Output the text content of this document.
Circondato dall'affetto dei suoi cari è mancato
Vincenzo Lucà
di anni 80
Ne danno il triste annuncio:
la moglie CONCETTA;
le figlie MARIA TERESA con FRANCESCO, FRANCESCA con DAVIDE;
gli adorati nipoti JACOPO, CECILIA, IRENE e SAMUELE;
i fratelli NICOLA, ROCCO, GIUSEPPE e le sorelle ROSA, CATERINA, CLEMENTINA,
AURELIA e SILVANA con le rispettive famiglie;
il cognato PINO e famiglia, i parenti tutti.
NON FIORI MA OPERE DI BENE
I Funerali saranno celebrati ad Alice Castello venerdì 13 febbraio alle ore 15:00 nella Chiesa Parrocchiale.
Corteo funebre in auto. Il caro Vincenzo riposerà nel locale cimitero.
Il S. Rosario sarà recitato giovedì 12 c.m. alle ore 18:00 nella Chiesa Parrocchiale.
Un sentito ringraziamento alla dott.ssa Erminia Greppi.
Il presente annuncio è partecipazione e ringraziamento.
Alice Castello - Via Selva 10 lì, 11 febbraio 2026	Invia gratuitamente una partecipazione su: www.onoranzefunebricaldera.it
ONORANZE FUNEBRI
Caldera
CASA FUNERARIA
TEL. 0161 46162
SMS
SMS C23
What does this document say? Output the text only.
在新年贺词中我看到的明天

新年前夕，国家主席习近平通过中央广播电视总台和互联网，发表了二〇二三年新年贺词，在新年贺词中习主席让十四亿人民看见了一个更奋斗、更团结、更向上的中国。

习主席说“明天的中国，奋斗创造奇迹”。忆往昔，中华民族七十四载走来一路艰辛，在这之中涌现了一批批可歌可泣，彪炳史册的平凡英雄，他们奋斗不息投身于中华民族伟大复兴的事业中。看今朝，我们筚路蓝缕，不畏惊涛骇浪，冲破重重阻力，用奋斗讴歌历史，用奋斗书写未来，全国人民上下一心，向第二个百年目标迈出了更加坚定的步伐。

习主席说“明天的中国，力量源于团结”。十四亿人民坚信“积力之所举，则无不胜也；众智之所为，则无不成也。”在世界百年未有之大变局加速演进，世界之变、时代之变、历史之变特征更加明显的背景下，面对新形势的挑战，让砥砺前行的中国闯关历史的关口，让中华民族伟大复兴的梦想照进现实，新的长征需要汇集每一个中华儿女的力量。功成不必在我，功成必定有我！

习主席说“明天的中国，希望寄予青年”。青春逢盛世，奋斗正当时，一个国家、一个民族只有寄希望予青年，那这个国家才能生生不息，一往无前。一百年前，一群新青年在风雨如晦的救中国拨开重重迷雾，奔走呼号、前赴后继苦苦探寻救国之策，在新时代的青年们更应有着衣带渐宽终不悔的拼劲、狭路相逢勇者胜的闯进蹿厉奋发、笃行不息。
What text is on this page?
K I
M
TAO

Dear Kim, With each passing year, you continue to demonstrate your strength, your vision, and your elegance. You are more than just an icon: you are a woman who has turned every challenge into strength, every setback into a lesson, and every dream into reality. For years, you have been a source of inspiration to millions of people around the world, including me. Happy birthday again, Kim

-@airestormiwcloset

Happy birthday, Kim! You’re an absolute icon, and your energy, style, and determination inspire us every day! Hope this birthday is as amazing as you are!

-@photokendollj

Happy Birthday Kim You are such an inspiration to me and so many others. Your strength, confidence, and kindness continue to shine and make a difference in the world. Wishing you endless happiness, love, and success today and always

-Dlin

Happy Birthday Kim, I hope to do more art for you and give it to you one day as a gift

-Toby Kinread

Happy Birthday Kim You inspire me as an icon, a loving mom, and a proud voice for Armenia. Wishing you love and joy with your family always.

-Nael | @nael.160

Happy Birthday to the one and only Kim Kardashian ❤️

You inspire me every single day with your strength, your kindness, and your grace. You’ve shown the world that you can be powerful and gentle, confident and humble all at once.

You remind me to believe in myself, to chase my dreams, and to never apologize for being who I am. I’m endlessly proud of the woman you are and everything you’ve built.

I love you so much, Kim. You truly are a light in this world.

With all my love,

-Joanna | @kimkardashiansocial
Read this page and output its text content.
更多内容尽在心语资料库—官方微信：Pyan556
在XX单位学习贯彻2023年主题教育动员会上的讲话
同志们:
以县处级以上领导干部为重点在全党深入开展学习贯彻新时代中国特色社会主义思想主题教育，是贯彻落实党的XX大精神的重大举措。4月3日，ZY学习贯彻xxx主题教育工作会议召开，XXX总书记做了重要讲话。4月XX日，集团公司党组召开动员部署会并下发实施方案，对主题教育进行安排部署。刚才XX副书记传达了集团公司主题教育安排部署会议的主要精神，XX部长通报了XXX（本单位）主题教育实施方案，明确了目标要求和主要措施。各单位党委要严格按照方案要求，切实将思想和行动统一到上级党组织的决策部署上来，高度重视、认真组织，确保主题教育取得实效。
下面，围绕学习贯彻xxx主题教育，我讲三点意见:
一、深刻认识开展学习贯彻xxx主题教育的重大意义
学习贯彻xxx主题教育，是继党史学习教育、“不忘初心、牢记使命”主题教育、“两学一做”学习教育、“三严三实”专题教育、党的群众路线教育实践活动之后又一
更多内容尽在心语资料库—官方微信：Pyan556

* * *

» SET EXERCISE: Check each line of the records above for "Vincenzo", and copy those that have it.

» SOLUTION:
Vincenzo Lucà
Corteo funebre in auto. Il caro Vincenzo riposerà nel locale cimitero.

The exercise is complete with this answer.